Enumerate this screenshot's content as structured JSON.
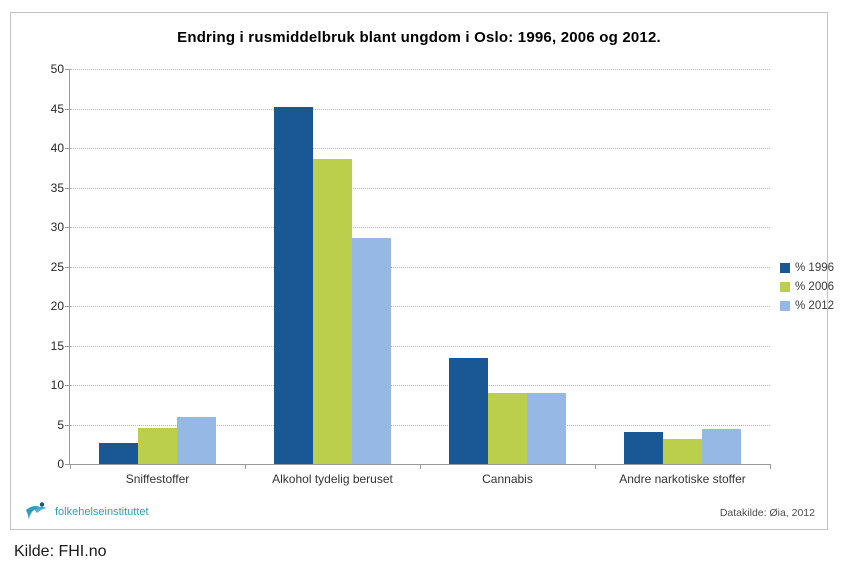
{
  "figure": {
    "footer_logo_text": "folkehelseinstituttet",
    "footer_source": "Datakilde: Øia, 2012"
  },
  "caption": "Kilde: FHI.no",
  "chart_data": {
    "type": "bar",
    "title": "Endring i rusmiddelbruk blant ungdom i Oslo: 1996, 2006 og 2012.",
    "categories": [
      "Sniffestoffer",
      "Alkohol tydelig beruset",
      "Cannabis",
      "Andre narkotiske stoffer"
    ],
    "series": [
      {
        "name": "% 1996",
        "color": "#1a5795",
        "values": [
          2.6,
          45.2,
          13.4,
          4.1
        ]
      },
      {
        "name": "% 2006",
        "color": "#bccf4d",
        "values": [
          4.5,
          38.6,
          9.0,
          3.2
        ]
      },
      {
        "name": "% 2012",
        "color": "#95b9e4",
        "values": [
          6.0,
          28.6,
          9.0,
          4.4
        ]
      }
    ],
    "xlabel": "",
    "ylabel": "",
    "ylim": [
      0,
      50
    ],
    "ytick_step": 5,
    "grid": "horizontal-dotted",
    "legend_position": "right",
    "colors": {
      "axis": "#9a9a9a",
      "gridline": "#b5b5b5",
      "logo_teal": "#2b9fbc",
      "logo_dark_blue": "#15508c"
    }
  }
}
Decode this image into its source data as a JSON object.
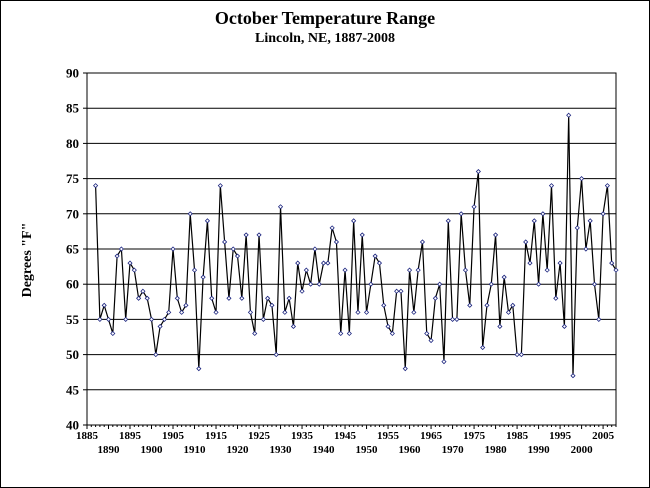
{
  "chart_data": {
    "type": "line",
    "title": "October Temperature Range",
    "subtitle": "Lincoln, NE, 1887-2008",
    "ylabel": "Degrees \"F\"",
    "xlabel": "",
    "ylim": [
      40,
      90
    ],
    "yticks": [
      40,
      45,
      50,
      55,
      60,
      65,
      70,
      75,
      80,
      85,
      90
    ],
    "xlim": [
      1885,
      2008
    ],
    "xticks_top": [
      1885,
      1895,
      1905,
      1915,
      1925,
      1935,
      1945,
      1955,
      1965,
      1975,
      1985,
      1995,
      2005
    ],
    "xticks_bottom": [
      1890,
      1900,
      1910,
      1920,
      1930,
      1940,
      1950,
      1960,
      1970,
      1980,
      1990,
      2000
    ],
    "grid": true,
    "legend": "none",
    "series": [
      {
        "x": [
          1887,
          1888,
          1889,
          1890,
          1891,
          1892,
          1893,
          1894,
          1895,
          1896,
          1897,
          1898,
          1899,
          1900,
          1901,
          1902,
          1903,
          1904,
          1905,
          1906,
          1907,
          1908,
          1909,
          1910,
          1911,
          1912,
          1913,
          1914,
          1915,
          1916,
          1917,
          1918,
          1919,
          1920,
          1921,
          1922,
          1923,
          1924,
          1925,
          1926,
          1927,
          1928,
          1929,
          1930,
          1931,
          1932,
          1933,
          1934,
          1935,
          1936,
          1937,
          1938,
          1939,
          1940,
          1941,
          1942,
          1943,
          1944,
          1945,
          1946,
          1947,
          1948,
          1949,
          1950,
          1951,
          1952,
          1953,
          1954,
          1955,
          1956,
          1957,
          1958,
          1959,
          1960,
          1961,
          1962,
          1963,
          1964,
          1965,
          1966,
          1967,
          1968,
          1969,
          1970,
          1971,
          1972,
          1973,
          1974,
          1975,
          1976,
          1977,
          1978,
          1979,
          1980,
          1981,
          1982,
          1983,
          1984,
          1985,
          1986,
          1987,
          1988,
          1989,
          1990,
          1991,
          1992,
          1993,
          1994,
          1995,
          1996,
          1997,
          1998,
          1999,
          2000,
          2001,
          2002,
          2003,
          2004,
          2005,
          2006,
          2007,
          2008
        ],
        "values": [
          74,
          55,
          57,
          55,
          53,
          64,
          65,
          55,
          63,
          62,
          58,
          59,
          58,
          55,
          50,
          54,
          55,
          56,
          65,
          58,
          56,
          57,
          70,
          62,
          48,
          61,
          69,
          58,
          56,
          74,
          66,
          58,
          65,
          64,
          58,
          67,
          56,
          53,
          67,
          55,
          58,
          57,
          50,
          71,
          56,
          58,
          54,
          63,
          59,
          62,
          60,
          65,
          60,
          63,
          63,
          68,
          66,
          53,
          62,
          53,
          69,
          56,
          67,
          56,
          60,
          64,
          63,
          57,
          54,
          53,
          59,
          59,
          48,
          62,
          56,
          62,
          66,
          53,
          52,
          58,
          60,
          49,
          69,
          55,
          55,
          70,
          62,
          57,
          71,
          76,
          51,
          57,
          60,
          67,
          54,
          61,
          56,
          57,
          50,
          50,
          66,
          63,
          69,
          60,
          70,
          62,
          74,
          58,
          63,
          54,
          84,
          47,
          68,
          75,
          65,
          69,
          60,
          55,
          70,
          74,
          63,
          62
        ]
      }
    ]
  }
}
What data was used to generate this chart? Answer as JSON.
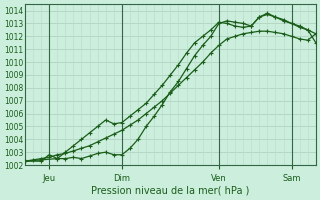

• • • • • • •

Task prompt
Print out every entry above without changing a word, and leave out the pictures.

Right answer
Enumerate this screenshot's content as structured JSON.
{
  "figure": {
    "footer_logo_text": "folkehelseinstituttet",
    "footer_source": "Datakilde: Øia, 2012"
  },
  "caption": "Kilde: FHI.no",
  "chart_data": {
    "type": "bar",
    "title": "Endring i rusmiddelbruk blant ungdom i Oslo: 1996, 2006 og 2012.",
    "categories": [
      "Sniffestoffer",
      "Alkohol tydelig beruset",
      "Cannabis",
      "Andre narkotiske stoffer"
    ],
    "series": [
      {
        "name": "% 1996",
        "color": "#1a5795",
        "values": [
          2.6,
          45.2,
          13.4,
          4.1
        ]
      },
      {
        "name": "% 2006",
        "color": "#bccf4d",
        "values": [
          4.5,
          38.6,
          9.0,
          3.2
        ]
      },
      {
        "name": "% 2012",
        "color": "#95b9e4",
        "values": [
          6.0,
          28.6,
          9.0,
          4.4
        ]
      }
    ],
    "xlabel": "",
    "ylabel": "",
    "ylim": [
      0,
      50
    ],
    "ytick_step": 5,
    "grid": "horizontal-dotted",
    "legend_position": "right",
    "colors": {
      "axis": "#9a9a9a",
      "gridline": "#b5b5b5",
      "logo_teal": "#2b9fbc",
      "logo_dark_blue": "#15508c"
    }
  }
}
Decode this image into its source data as a JSON object.
{
  "chart_data": {
    "type": "line",
    "title": "October Temperature Range",
    "subtitle": "Lincoln, NE, 1887-2008",
    "ylabel": "Degrees \"F\"",
    "xlabel": "",
    "ylim": [
      40,
      90
    ],
    "yticks": [
      40,
      45,
      50,
      55,
      60,
      65,
      70,
      75,
      80,
      85,
      90
    ],
    "xlim": [
      1885,
      2008
    ],
    "xticks_top": [
      1885,
      1895,
      1905,
      1915,
      1925,
      1935,
      1945,
      1955,
      1965,
      1975,
      1985,
      1995,
      2005
    ],
    "xticks_bottom": [
      1890,
      1900,
      1910,
      1920,
      1930,
      1940,
      1950,
      1960,
      1970,
      1980,
      1990,
      2000
    ],
    "grid": true,
    "legend": "none",
    "series": [
      {
        "x": [
          1887,
          1888,
          1889,
          1890,
          1891,
          1892,
          1893,
          1894,
          1895,
          1896,
          1897,
          1898,
          1899,
          1900,
          1901,
          1902,
          1903,
          1904,
          1905,
          1906,
          1907,
          1908,
          1909,
          1910,
          1911,
          1912,
          1913,
          1914,
          1915,
          1916,
          1917,
          1918,
          1919,
          1920,
          1921,
          1922,
          1923,
          1924,
          1925,
          1926,
          1927,
          1928,
          1929,
          1930,
          1931,
          1932,
          1933,
          1934,
          1935,
          1936,
          1937,
          1938,
          1939,
          1940,
          1941,
          1942,
          1943,
          1944,
          1945,
          1946,
          1947,
          1948,
          1949,
          1950,
          1951,
          1952,
          1953,
          1954,
          1955,
          1956,
          1957,
          1958,
          1959,
          1960,
          1961,
          1962,
          1963,
          1964,
          1965,
          1966,
          1967,
          1968,
          1969,
          1970,
          1971,
          1972,
          1973,
          1974,
          1975,
          1976,
          1977,
          1978,
          1979,
          1980,
          1981,
          1982,
          1983,
          1984,
          1985,
          1986,
          1987,
          1988,
          1989,
          1990,
          1991,
          1992,
          1993,
          1994,
          1995,
          1996,
          1997,
          1998,
          1999,
          2000,
          2001,
          2002,
          2003,
          2004,
          2005,
          2006,
          2007,
          2008
        ],
        "values": [
          74,
          55,
          57,
          55,
          53,
          64,
          65,
          55,
          63,
          62,
          58,
          59,
          58,
          55,
          50,
          54,
          55,
          56,
          65,
          58,
          56,
          57,
          70,
          62,
          48,
          61,
          69,
          58,
          56,
          74,
          66,
          58,
          65,
          64,
          58,
          67,
          56,
          53,
          67,
          55,
          58,
          57,
          50,
          71,
          56,
          58,
          54,
          63,
          59,
          62,
          60,
          65,
          60,
          63,
          63,
          68,
          66,
          53,
          62,
          53,
          69,
          56,
          67,
          56,
          60,
          64,
          63,
          57,
          54,
          53,
          59,
          59,
          48,
          62,
          56,
          62,
          66,
          53,
          52,
          58,
          60,
          49,
          69,
          55,
          55,
          70,
          62,
          57,
          71,
          76,
          51,
          57,
          60,
          67,
          54,
          61,
          56,
          57,
          50,
          50,
          66,
          63,
          69,
          60,
          70,
          62,
          74,
          58,
          63,
          54,
          84,
          47,
          68,
          75,
          65,
          69,
          60,
          55,
          70,
          74,
          63,
          62
        ]
      }
    ]
  }
}
What data was used to generate this chart? Answer as JSON.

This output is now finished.